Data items
────────────────────

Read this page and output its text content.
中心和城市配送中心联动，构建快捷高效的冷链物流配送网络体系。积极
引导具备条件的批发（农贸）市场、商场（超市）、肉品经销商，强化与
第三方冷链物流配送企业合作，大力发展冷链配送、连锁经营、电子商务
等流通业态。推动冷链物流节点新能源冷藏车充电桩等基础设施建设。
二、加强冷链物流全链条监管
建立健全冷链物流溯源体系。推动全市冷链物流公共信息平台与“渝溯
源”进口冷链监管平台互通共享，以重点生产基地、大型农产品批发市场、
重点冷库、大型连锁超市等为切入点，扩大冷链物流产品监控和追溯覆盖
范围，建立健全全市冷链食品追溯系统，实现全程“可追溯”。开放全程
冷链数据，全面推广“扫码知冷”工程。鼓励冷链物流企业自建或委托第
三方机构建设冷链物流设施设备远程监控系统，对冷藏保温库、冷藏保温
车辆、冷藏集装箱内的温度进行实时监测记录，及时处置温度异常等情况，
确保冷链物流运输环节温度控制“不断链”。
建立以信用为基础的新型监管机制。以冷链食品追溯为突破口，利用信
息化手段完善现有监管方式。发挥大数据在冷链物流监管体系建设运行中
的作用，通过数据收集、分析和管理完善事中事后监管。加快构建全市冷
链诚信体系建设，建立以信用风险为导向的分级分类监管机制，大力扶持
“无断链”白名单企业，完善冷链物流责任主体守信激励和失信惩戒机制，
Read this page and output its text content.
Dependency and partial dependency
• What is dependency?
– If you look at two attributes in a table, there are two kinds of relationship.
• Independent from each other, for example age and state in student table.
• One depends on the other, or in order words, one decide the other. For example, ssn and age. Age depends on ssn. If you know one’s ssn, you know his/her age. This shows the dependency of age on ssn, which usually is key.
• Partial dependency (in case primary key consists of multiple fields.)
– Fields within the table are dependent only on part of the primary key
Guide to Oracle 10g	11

────────────────────

* **OBJECTIVE**
Track down the lines that include the word "table" and copy them.

* **WORKED SOLUTION**
– If you look at two attributes in a table, there are two kinds of relationship.
• Independent from each other, for example age and state in student table.
– Fields within the table are dependent only on part of the primary key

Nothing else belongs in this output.